### DATASET ENTRIES

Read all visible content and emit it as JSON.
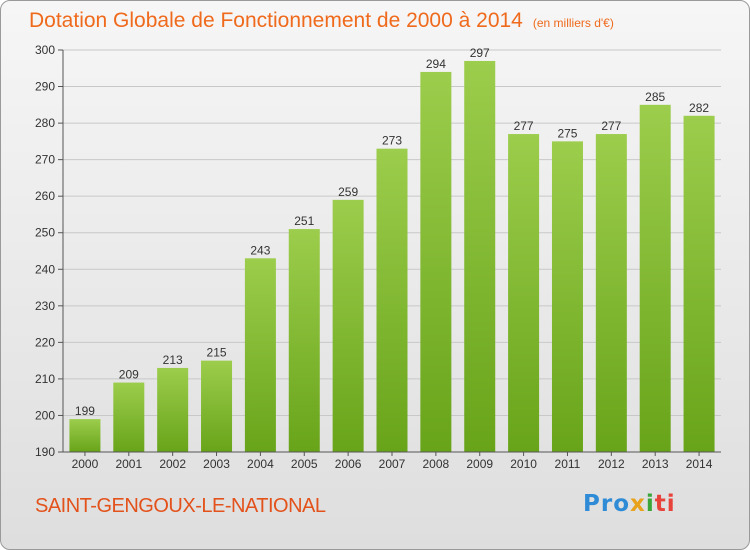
{
  "header": {
    "title": "Dotation Globale de Fonctionnement de 2000 à 2014",
    "unit": "(en milliers d'€)"
  },
  "footer": {
    "commune": "SAINT-GENGOUX-LE-NATIONAL",
    "logo": {
      "p1": "Pro",
      "p2": "x",
      "p3": "i",
      "p4": "ti"
    }
  },
  "colors": {
    "accent": "#ef6a1c",
    "bar_top": "#9ccd4c",
    "bar_bottom": "#68a41a",
    "grid": "#c8c8c8"
  },
  "chart_data": {
    "type": "bar",
    "title": "Dotation Globale de Fonctionnement de 2000 à 2014",
    "xlabel": "",
    "ylabel": "",
    "categories": [
      "2000",
      "2001",
      "2002",
      "2003",
      "2004",
      "2005",
      "2006",
      "2007",
      "2008",
      "2009",
      "2010",
      "2011",
      "2012",
      "2013",
      "2014"
    ],
    "values": [
      199,
      209,
      213,
      215,
      243,
      251,
      259,
      273,
      294,
      297,
      277,
      275,
      277,
      285,
      282
    ],
    "ylim": [
      190,
      300
    ],
    "yticks": [
      190,
      200,
      210,
      220,
      230,
      240,
      250,
      260,
      270,
      280,
      290,
      300
    ],
    "grid": true,
    "data_labels": true
  }
}
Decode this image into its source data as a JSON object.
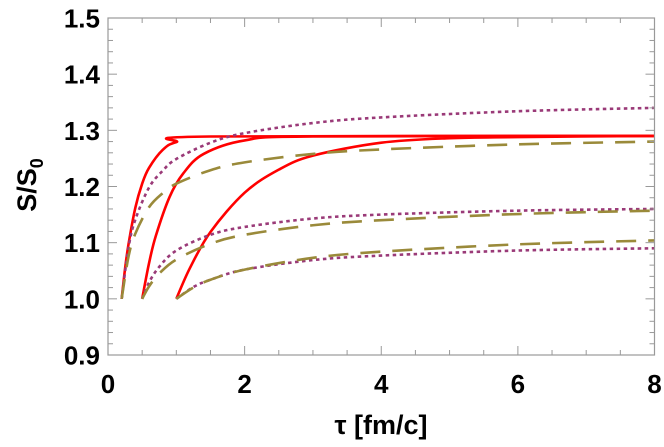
{
  "chart_data": {
    "type": "line",
    "title": "",
    "xlabel": "τ [fm/c]",
    "ylabel_main": "S/S",
    "ylabel_sub": "0",
    "xlim": [
      0,
      8
    ],
    "ylim": [
      0.9,
      1.5
    ],
    "x_ticks": [
      "0",
      "2",
      "4",
      "6",
      "8"
    ],
    "y_ticks": [
      "0.9",
      "1.0",
      "1.1",
      "1.2",
      "1.3",
      "1.4",
      "1.5"
    ],
    "x_minor_step": 0.5,
    "y_minor_step": 0.02,
    "grid": false,
    "legend": "none",
    "colors": {
      "solid": "#ff0000",
      "dotted": "#9a3a78",
      "dashed": "#9a8a3a"
    },
    "series": [
      {
        "style": "solid",
        "x": [
          0.2,
          0.25,
          0.3,
          0.4,
          0.5,
          0.6,
          0.8,
          1.0,
          1.5,
          8
        ],
        "y": [
          1.0,
          1.054,
          1.097,
          1.162,
          1.205,
          1.233,
          1.265,
          1.279,
          1.289,
          1.29
        ]
      },
      {
        "style": "solid",
        "x": [
          0.5,
          0.6,
          0.7,
          0.9,
          1.1,
          1.4,
          2.0,
          3.0,
          8
        ],
        "y": [
          1.0,
          1.063,
          1.112,
          1.181,
          1.223,
          1.258,
          1.282,
          1.289,
          1.29
        ]
      },
      {
        "style": "solid",
        "x": [
          1.0,
          1.2,
          1.5,
          2.0,
          2.5,
          3.0,
          4.0,
          5.0,
          6.0,
          8
        ],
        "y": [
          1.0,
          1.055,
          1.119,
          1.189,
          1.23,
          1.255,
          1.278,
          1.286,
          1.288,
          1.29
        ]
      },
      {
        "style": "dotted",
        "x": [
          0.2,
          0.3,
          0.4,
          0.6,
          0.8,
          1.0,
          1.5,
          2,
          3,
          4,
          6,
          8
        ],
        "y": [
          1.0,
          1.091,
          1.141,
          1.198,
          1.228,
          1.249,
          1.278,
          1.295,
          1.313,
          1.323,
          1.334,
          1.34
        ]
      },
      {
        "style": "dashed",
        "x": [
          0.2,
          0.3,
          0.4,
          0.6,
          0.8,
          1.0,
          1.5,
          2,
          3,
          4,
          6,
          8
        ],
        "y": [
          1.0,
          1.075,
          1.116,
          1.163,
          1.188,
          1.205,
          1.229,
          1.243,
          1.258,
          1.266,
          1.275,
          1.28
        ]
      },
      {
        "style": "dotted",
        "x": [
          0.5,
          0.6,
          0.75,
          1,
          1.5,
          2,
          3,
          4,
          6,
          8
        ],
        "y": [
          1.0,
          1.029,
          1.057,
          1.086,
          1.114,
          1.128,
          1.143,
          1.15,
          1.157,
          1.16
        ]
      },
      {
        "style": "dashed",
        "x": [
          0.5,
          0.6,
          0.75,
          1,
          1.5,
          2,
          3,
          4,
          6,
          8
        ],
        "y": [
          1.0,
          1.022,
          1.045,
          1.07,
          1.098,
          1.114,
          1.131,
          1.14,
          1.151,
          1.157
        ]
      },
      {
        "style": "dotted",
        "x": [
          1,
          1.25,
          1.5,
          2,
          3,
          4,
          6,
          8
        ],
        "y": [
          1.0,
          1.021,
          1.034,
          1.052,
          1.069,
          1.077,
          1.086,
          1.09
        ]
      },
      {
        "style": "dashed",
        "x": [
          1,
          1.25,
          1.5,
          2,
          3,
          4,
          6,
          8
        ],
        "y": [
          1.0,
          1.02,
          1.034,
          1.052,
          1.073,
          1.084,
          1.097,
          1.104
        ]
      }
    ]
  }
}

######

* STATED TASK: Repeat the records above exactly, omitting every picture.

* TASK SOLUTION:
Read all visible content and emit it as JSON.
{
  "header": {
    "title": "Dotation Globale de Fonctionnement de 2000 à 2014",
    "unit": "(en milliers d'€)"
  },
  "footer": {
    "commune": "SAINT-GENGOUX-LE-NATIONAL",
    "logo": {
      "p1": "Pro",
      "p2": "x",
      "p3": "i",
      "p4": "ti"
    }
  },
  "colors": {
    "accent": "#ef6a1c",
    "bar_top": "#9ccd4c",
    "bar_bottom": "#68a41a",
    "grid": "#c8c8c8"
  },
  "chart_data": {
    "type": "bar",
    "title": "Dotation Globale de Fonctionnement de 2000 à 2014",
    "xlabel": "",
    "ylabel": "",
    "categories": [
      "2000",
      "2001",
      "2002",
      "2003",
      "2004",
      "2005",
      "2006",
      "2007",
      "2008",
      "2009",
      "2010",
      "2011",
      "2012",
      "2013",
      "2014"
    ],
    "values": [
      199,
      209,
      213,
      215,
      243,
      251,
      259,
      273,
      294,
      297,
      277,
      275,
      277,
      285,
      282
    ],
    "ylim": [
      190,
      300
    ],
    "yticks": [
      190,
      200,
      210,
      220,
      230,
      240,
      250,
      260,
      270,
      280,
      290,
      300
    ],
    "grid": true,
    "data_labels": true
  }
}
Decode this image into its source data as a JSON object.
{
  "chart_data": {
    "type": "line",
    "title": "",
    "xlabel": "τ [fm/c]",
    "ylabel_main": "S/S",
    "ylabel_sub": "0",
    "xlim": [
      0,
      8
    ],
    "ylim": [
      0.9,
      1.5
    ],
    "x_ticks": [
      "0",
      "2",
      "4",
      "6",
      "8"
    ],
    "y_ticks": [
      "0.9",
      "1.0",
      "1.1",
      "1.2",
      "1.3",
      "1.4",
      "1.5"
    ],
    "x_minor_step": 0.5,
    "y_minor_step": 0.02,
    "grid": false,
    "legend": "none",
    "colors": {
      "solid": "#ff0000",
      "dotted": "#9a3a78",
      "dashed": "#9a8a3a"
    },
    "series": [
      {
        "style": "solid",
        "x": [
          0.2,
          0.25,
          0.3,
          0.4,
          0.5,
          0.6,
          0.8,
          1.0,
          1.5,
          8
        ],
        "y": [
          1.0,
          1.054,
          1.097,
          1.162,
          1.205,
          1.233,
          1.265,
          1.279,
          1.289,
          1.29
        ]
      },
      {
        "style": "solid",
        "x": [
          0.5,
          0.6,
          0.7,
          0.9,
          1.1,
          1.4,
          2.0,
          3.0,
          8
        ],
        "y": [
          1.0,
          1.063,
          1.112,
          1.181,
          1.223,
          1.258,
          1.282,
          1.289,
          1.29
        ]
      },
      {
        "style": "solid",
        "x": [
          1.0,
          1.2,
          1.5,
          2.0,
          2.5,
          3.0,
          4.0,
          5.0,
          6.0,
          8
        ],
        "y": [
          1.0,
          1.055,
          1.119,
          1.189,
          1.23,
          1.255,
          1.278,
          1.286,
          1.288,
          1.29
        ]
      },
      {
        "style": "dotted",
        "x": [
          0.2,
          0.3,
          0.4,
          0.6,
          0.8,
          1.0,
          1.5,
          2,
          3,
          4,
          6,
          8
        ],
        "y": [
          1.0,
          1.091,
          1.141,
          1.198,
          1.228,
          1.249,
          1.278,
          1.295,
          1.313,
          1.323,
          1.334,
          1.34
        ]
      },
      {
        "style": "dashed",
        "x": [
          0.2,
          0.3,
          0.4,
          0.6,
          0.8,
          1.0,
          1.5,
          2,
          3,
          4,
          6,
          8
        ],
        "y": [
          1.0,
          1.075,
          1.116,
          1.163,
          1.188,
          1.205,
          1.229,
          1.243,
          1.258,
          1.266,
          1.275,
          1.28
        ]
      },
      {
        "style": "dotted",
        "x": [
          0.5,
          0.6,
          0.75,
          1,
          1.5,
          2,
          3,
          4,
          6,
          8
        ],
        "y": [
          1.0,
          1.029,
          1.057,
          1.086,
          1.114,
          1.128,
          1.143,
          1.15,
          1.157,
          1.16
        ]
      },
      {
        "style": "dashed",
        "x": [
          0.5,
          0.6,
          0.75,
          1,
          1.5,
          2,
          3,
          4,
          6,
          8
        ],
        "y": [
          1.0,
          1.022,
          1.045,
          1.07,
          1.098,
          1.114,
          1.131,
          1.14,
          1.151,
          1.157
        ]
      },
      {
        "style": "dotted",
        "x": [
          1,
          1.25,
          1.5,
          2,
          3,
          4,
          6,
          8
        ],
        "y": [
          1.0,
          1.021,
          1.034,
          1.052,
          1.069,
          1.077,
          1.086,
          1.09
        ]
      },
      {
        "style": "dashed",
        "x": [
          1,
          1.25,
          1.5,
          2,
          3,
          4,
          6,
          8
        ],
        "y": [
          1.0,
          1.02,
          1.034,
          1.052,
          1.073,
          1.084,
          1.097,
          1.104
        ]
      }
    ]
  }
}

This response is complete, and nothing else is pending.